### Exercise directions
Your task is to restate the data word for word.

### Data for processing
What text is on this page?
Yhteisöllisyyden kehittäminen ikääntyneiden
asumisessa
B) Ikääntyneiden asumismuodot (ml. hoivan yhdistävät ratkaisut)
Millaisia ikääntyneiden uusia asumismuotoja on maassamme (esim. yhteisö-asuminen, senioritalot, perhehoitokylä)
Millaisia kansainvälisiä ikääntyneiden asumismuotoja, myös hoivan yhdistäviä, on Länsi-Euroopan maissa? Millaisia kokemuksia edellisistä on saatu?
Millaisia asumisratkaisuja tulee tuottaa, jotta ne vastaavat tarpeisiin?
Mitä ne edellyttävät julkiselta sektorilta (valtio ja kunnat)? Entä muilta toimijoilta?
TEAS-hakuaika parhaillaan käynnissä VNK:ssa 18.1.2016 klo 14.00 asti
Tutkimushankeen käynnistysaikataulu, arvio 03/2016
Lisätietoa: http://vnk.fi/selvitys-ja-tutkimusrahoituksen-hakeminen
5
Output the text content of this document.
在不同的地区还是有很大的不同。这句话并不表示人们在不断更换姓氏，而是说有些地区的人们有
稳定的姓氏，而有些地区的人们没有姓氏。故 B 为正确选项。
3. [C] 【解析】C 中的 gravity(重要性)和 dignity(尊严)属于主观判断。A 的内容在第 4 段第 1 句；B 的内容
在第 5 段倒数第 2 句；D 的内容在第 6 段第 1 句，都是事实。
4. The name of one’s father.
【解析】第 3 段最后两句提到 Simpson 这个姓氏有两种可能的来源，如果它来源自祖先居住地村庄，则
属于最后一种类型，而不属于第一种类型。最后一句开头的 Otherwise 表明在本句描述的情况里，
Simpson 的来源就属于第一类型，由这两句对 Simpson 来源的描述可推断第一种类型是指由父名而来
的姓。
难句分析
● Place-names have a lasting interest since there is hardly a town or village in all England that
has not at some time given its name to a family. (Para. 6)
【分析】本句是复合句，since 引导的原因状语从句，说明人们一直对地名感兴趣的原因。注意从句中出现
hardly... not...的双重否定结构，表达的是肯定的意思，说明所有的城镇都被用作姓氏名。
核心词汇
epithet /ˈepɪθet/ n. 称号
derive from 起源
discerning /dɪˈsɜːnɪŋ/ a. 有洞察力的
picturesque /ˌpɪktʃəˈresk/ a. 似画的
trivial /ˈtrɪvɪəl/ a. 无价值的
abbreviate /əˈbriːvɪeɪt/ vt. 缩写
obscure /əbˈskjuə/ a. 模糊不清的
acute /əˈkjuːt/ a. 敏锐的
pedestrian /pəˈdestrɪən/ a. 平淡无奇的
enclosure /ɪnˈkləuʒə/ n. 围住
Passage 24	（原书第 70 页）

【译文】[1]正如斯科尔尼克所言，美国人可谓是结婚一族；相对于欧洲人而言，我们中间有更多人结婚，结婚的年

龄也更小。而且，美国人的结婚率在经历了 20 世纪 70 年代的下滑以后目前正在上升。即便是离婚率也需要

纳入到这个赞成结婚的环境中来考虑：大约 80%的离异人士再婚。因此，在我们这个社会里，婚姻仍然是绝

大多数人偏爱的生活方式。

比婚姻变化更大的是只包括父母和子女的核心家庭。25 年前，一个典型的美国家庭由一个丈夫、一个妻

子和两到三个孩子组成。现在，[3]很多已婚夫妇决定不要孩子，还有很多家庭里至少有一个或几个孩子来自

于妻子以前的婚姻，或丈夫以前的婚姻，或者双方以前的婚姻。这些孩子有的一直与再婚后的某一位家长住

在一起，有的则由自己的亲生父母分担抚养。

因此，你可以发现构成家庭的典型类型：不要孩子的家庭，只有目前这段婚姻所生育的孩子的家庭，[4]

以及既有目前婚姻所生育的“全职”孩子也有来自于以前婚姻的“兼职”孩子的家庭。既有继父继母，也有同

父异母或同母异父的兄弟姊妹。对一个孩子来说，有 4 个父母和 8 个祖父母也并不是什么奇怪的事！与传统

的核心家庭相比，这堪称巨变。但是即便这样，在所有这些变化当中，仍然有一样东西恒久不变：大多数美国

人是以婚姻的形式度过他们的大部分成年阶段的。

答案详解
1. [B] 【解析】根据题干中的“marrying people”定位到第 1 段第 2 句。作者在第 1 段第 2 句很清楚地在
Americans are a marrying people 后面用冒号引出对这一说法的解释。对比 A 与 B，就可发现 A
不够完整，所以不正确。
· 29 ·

### Worked answer
What text is on this page?
Yhteisöllisyyden kehittäminen ikääntyneiden
asumisessa
B) Ikääntyneiden asumismuodot (ml. hoivan yhdistävät ratkaisut)
Millaisia ikääntyneiden uusia asumismuotoja on maassamme (esim. yhteisö-asuminen, senioritalot, perhehoitokylä)
Millaisia kansainvälisiä ikääntyneiden asumismuotoja, myös hoivan yhdistäviä, on Länsi-Euroopan maissa? Millaisia kokemuksia edellisistä on saatu?
Millaisia asumisratkaisuja tulee tuottaa, jotta ne vastaavat tarpeisiin?
Mitä ne edellyttävät julkiselta sektorilta (valtio ja kunnat)? Entä muilta toimijoilta?
TEAS-hakuaika parhaillaan käynnissä VNK:ssa 18.1.2016 klo 14.00 asti
Tutkimushankeen käynnistysaikataulu, arvio 03/2016
Lisätietoa: http://vnk.fi/selvitys-ja-tutkimusrahoituksen-hakeminen
5
Output the text content of this document.
在不同的地区还是有很大的不同。这句话并不表示人们在不断更换姓氏，而是说有些地区的人们有
稳定的姓氏，而有些地区的人们没有姓氏。故 B 为正确选项。
3. [C] 【解析】C 中的 gravity(重要性)和 dignity(尊严)属于主观判断。A 的内容在第 4 段第 1 句；B 的内容
在第 5 段倒数第 2 句；D 的内容在第 6 段第 1 句，都是事实。
4. The name of one’s father.
【解析】第 3 段最后两句提到 Simpson 这个姓氏有两种可能的来源，如果它来源自祖先居住地村庄，则
属于最后一种类型，而不属于第一种类型。最后一句开头的 Otherwise 表明在本句描述的情况里，
Simpson 的来源就属于第一类型，由这两句对 Simpson 来源的描述可推断第一种类型是指由父名而来
的姓。
难句分析
● Place-names have a lasting interest since there is hardly a town or village in all England that
has not at some time given its name to a family. (Para. 6)
【分析】本句是复合句，since 引导的原因状语从句，说明人们一直对地名感兴趣的原因。注意从句中出现
hardly... not...的双重否定结构，表达的是肯定的意思，说明所有的城镇都被用作姓氏名。
核心词汇
epithet /ˈepɪθet/ n. 称号
derive from 起源
discerning /dɪˈsɜːnɪŋ/ a. 有洞察力的
picturesque /ˌpɪktʃəˈresk/ a. 似画的
trivial /ˈtrɪvɪəl/ a. 无价值的
abbreviate /əˈbriːvɪeɪt/ vt. 缩写
obscure /əbˈskjuə/ a. 模糊不清的
acute /əˈkjuːt/ a. 敏锐的
pedestrian /pəˈdestrɪən/ a. 平淡无奇的
enclosure /ɪnˈkləuʒə/ n. 围住
Passage 24	（原书第 70 页）

【译文】[1]正如斯科尔尼克所言，美国人可谓是结婚一族；相对于欧洲人而言，我们中间有更多人结婚，结婚的年

龄也更小。而且，美国人的结婚率在经历了 20 世纪 70 年代的下滑以后目前正在上升。即便是离婚率也需要

纳入到这个赞成结婚的环境中来考虑：大约 80%的离异人士再婚。因此，在我们这个社会里，婚姻仍然是绝

大多数人偏爱的生活方式。

比婚姻变化更大的是只包括父母和子女的核心家庭。25 年前，一个典型的美国家庭由一个丈夫、一个妻

子和两到三个孩子组成。现在，[3]很多已婚夫妇决定不要孩子，还有很多家庭里至少有一个或几个孩子来自

于妻子以前的婚姻，或丈夫以前的婚姻，或者双方以前的婚姻。这些孩子有的一直与再婚后的某一位家长住

在一起，有的则由自己的亲生父母分担抚养。

因此，你可以发现构成家庭的典型类型：不要孩子的家庭，只有目前这段婚姻所生育的孩子的家庭，[4]

以及既有目前婚姻所生育的“全职”孩子也有来自于以前婚姻的“兼职”孩子的家庭。既有继父继母，也有同

父异母或同母异父的兄弟姊妹。对一个孩子来说，有 4 个父母和 8 个祖父母也并不是什么奇怪的事！与传统

的核心家庭相比，这堪称巨变。但是即便这样，在所有这些变化当中，仍然有一样东西恒久不变：大多数美国

人是以婚姻的形式度过他们的大部分成年阶段的。

答案详解
1. [B] 【解析】根据题干中的“marrying people”定位到第 1 段第 2 句。作者在第 1 段第 2 句很清楚地在
Americans are a marrying people 后面用冒号引出对这一说法的解释。对比 A 与 B，就可发现 A
不够完整，所以不正确。
· 29 ·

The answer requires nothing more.